Entries from a dataset:
## START

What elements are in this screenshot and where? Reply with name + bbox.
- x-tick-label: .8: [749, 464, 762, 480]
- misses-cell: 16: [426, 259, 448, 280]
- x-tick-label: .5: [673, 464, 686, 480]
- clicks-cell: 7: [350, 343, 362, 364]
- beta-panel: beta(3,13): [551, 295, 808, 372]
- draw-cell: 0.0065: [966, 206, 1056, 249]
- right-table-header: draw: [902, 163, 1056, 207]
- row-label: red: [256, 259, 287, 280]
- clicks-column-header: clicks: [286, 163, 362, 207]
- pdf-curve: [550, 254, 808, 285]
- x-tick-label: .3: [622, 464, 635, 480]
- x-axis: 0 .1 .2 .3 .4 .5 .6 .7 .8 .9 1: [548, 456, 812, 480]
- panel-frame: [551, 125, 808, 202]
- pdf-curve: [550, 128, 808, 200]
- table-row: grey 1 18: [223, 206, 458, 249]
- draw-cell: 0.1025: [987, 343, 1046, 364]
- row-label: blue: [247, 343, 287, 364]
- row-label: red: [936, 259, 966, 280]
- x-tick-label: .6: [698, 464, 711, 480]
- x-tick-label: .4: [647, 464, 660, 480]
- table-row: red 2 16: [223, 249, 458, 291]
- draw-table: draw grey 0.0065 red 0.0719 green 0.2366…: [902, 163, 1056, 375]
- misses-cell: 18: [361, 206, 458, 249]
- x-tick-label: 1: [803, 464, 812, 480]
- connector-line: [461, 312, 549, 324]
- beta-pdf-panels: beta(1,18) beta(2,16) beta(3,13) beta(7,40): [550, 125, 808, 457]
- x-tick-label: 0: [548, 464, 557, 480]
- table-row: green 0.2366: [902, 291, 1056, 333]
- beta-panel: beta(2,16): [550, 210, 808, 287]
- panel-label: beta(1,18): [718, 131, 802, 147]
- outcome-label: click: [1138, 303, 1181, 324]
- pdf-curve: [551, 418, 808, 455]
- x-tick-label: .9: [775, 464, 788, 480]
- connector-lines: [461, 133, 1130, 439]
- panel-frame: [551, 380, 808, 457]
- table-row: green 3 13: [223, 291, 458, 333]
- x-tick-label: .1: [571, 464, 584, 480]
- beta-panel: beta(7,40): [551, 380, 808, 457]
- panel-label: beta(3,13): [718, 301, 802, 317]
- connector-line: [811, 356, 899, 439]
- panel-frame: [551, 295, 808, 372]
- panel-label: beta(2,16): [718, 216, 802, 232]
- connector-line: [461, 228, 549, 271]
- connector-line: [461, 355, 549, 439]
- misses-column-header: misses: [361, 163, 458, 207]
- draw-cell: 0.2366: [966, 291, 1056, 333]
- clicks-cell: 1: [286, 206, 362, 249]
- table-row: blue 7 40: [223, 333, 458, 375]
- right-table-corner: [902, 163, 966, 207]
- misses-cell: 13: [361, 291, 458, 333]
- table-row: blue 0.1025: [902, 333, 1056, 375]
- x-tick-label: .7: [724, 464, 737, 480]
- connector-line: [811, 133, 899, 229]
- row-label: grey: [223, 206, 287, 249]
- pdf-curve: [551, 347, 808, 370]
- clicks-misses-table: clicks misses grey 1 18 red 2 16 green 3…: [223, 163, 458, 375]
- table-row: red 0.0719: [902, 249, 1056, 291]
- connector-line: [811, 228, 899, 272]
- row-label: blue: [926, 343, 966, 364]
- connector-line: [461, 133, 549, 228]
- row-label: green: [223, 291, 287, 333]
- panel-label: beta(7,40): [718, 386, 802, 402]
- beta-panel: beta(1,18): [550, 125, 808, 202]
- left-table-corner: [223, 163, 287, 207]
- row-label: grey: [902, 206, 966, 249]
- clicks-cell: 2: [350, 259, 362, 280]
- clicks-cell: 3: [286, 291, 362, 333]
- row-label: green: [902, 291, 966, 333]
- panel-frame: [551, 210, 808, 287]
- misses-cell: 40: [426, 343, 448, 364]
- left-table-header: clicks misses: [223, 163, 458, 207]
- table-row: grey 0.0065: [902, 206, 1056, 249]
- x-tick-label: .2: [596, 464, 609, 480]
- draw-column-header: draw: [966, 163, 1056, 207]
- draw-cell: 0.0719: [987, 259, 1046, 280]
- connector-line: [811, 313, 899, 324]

## END

> [Exercise objective]
Output these lines as a JSON list of strings, one string per line, leaving out blank lines; include every line of the material.

> [Written reply]
[
  "What elements are in this screenshot and where? Reply with name + bbox.",
  "- x-tick-label: .8: [749, 464, 762, 480]",
  "- misses-cell: 16: [426, 259, 448, 280]",
  "- x-tick-label: .5: [673, 464, 686, 480]",
  "- clicks-cell: 7: [350, 343, 362, 364]",
  "- beta-panel: beta(3,13): [551, 295, 808, 372]",
  "- draw-cell: 0.0065: [966, 206, 1056, 249]",
  "- right-table-header: draw: [902, 163, 1056, 207]",
  "- row-label: red: [256, 259, 287, 280]",
  "- clicks-column-header: clicks: [286, 163, 362, 207]",
  "- pdf-curve: [550, 254, 808, 285]",
  "- x-tick-label: .3: [622, 464, 635, 480]",
  "- x-axis: 0 .1 .2 .3 .4 .5 .6 .7 .8 .9 1: [548, 456, 812, 480]",
  "- panel-frame: [551, 125, 808, 202]",
  "- pdf-curve: [550, 128, 808, 200]",
  "- table-row: grey 1 18: [223, 206, 458, 249]",
  "- draw-cell: 0.1025: [987, 343, 1046, 364]",
  "- row-label: blue: [247, 343, 287, 364]",
  "- row-label: red: [936, 259, 966, 280]",
  "- x-tick-label: .6: [698, 464, 711, 480]",
  "- x-tick-label: .4: [647, 464, 660, 480]",
  "- table-row: red 2 16: [223, 249, 458, 291]",
  "- draw-table: draw grey 0.0065 red 0.0719 green 0.2366…: [902, 163, 1056, 375]",
  "- misses-cell: 18: [361, 206, 458, 249]",
  "- x-tick-label: 1: [803, 464, 812, 480]",
  "- connector-line: [461, 312, 549, 324]",
  "- beta-pdf-panels: beta(1,18) beta(2,16) beta(3,13) beta(7,40): [550, 125, 808, 457]",
  "- x-tick-label: 0: [548, 464, 557, 480]",
  "- table-row: green 0.2366: [902, 291, 1056, 333]",
  "- beta-panel: beta(2,16): [550, 210, 808, 287]",
  "- panel-label: beta(1,18): [718, 131, 802, 147]",
  "- outcome-label: click: [1138, 303, 1181, 324]",
  "- pdf-curve: [551, 418, 808, 455]",
  "- x-tick-label: .9: [775, 464, 788, 480]",
  "- connector-lines: [461, 133, 1130, 439]",
  "- panel-frame: [551, 380, 808, 457]",
  "- table-row: green 3 13: [223, 291, 458, 333]",
  "- x-tick-label: .1: [571, 464, 584, 480]",
  "- beta-panel: beta(7,40): [551, 380, 808, 457]",
  "- panel-label: beta(3,13): [718, 301, 802, 317]",
  "- connector-line: [811, 356, 899, 439]",
  "- panel-frame: [551, 295, 808, 372]",
  "- panel-label: beta(2,16): [718, 216, 802, 232]",
  "- connector-line: [461, 228, 549, 271]",
  "- connector-line: [461, 355, 549, 439]",
  "- misses-column-header: misses: [361, 163, 458, 207]",
  "- draw-cell: 0.2366: [966, 291, 1056, 333]",
  "- clicks-cell: 1: [286, 206, 362, 249]",
  "- table-row: blue 7 40: [223, 333, 458, 375]",
  "- right-table-corner: [902, 163, 966, 207]",
  "- misses-cell: 13: [361, 291, 458, 333]",
  "- table-row: blue 0.1025: [902, 333, 1056, 375]",
  "- x-tick-label: .7: [724, 464, 737, 480]",
  "- connector-line: [811, 133, 899, 229]",
  "- row-label: grey: [223, 206, 287, 249]",
  "- pdf-curve: [551, 347, 808, 370]",
  "- clicks-misses-table: clicks misses grey 1 18 red 2 16 green 3…: [223, 163, 458, 375]",
  "- table-row: red 0.0719: [902, 249, 1056, 291]",
  "- connector-line: [811, 228, 899, 272]",
  "- row-label: blue: [926, 343, 966, 364]",
  "- connector-line: [461, 133, 549, 228]",
  "- row-label: green: [223, 291, 287, 333]",
  "- panel-label: beta(7,40): [718, 386, 802, 402]",
  "- beta-panel: beta(1,18): [550, 125, 808, 202]",
  "- left-table-corner: [223, 163, 287, 207]",
  "- row-label: grey: [902, 206, 966, 249]",
  "- clicks-cell: 2: [350, 259, 362, 280]",
  "- clicks-cell: 3: [286, 291, 362, 333]",
  "- row-label: green: [902, 291, 966, 333]",
  "- panel-frame: [551, 210, 808, 287]",
  "- misses-cell: 40: [426, 343, 448, 364]",
  "- left-table-header: clicks misses: [223, 163, 458, 207]",
  "- table-row: grey 0.0065: [902, 206, 1056, 249]",
  "- x-tick-label: .2: [596, 464, 609, 480]",
  "- draw-column-header: draw: [966, 163, 1056, 207]",
  "- draw-cell: 0.0719: [987, 259, 1046, 280]",
  "- connector-line: [811, 313, 899, 324]"
]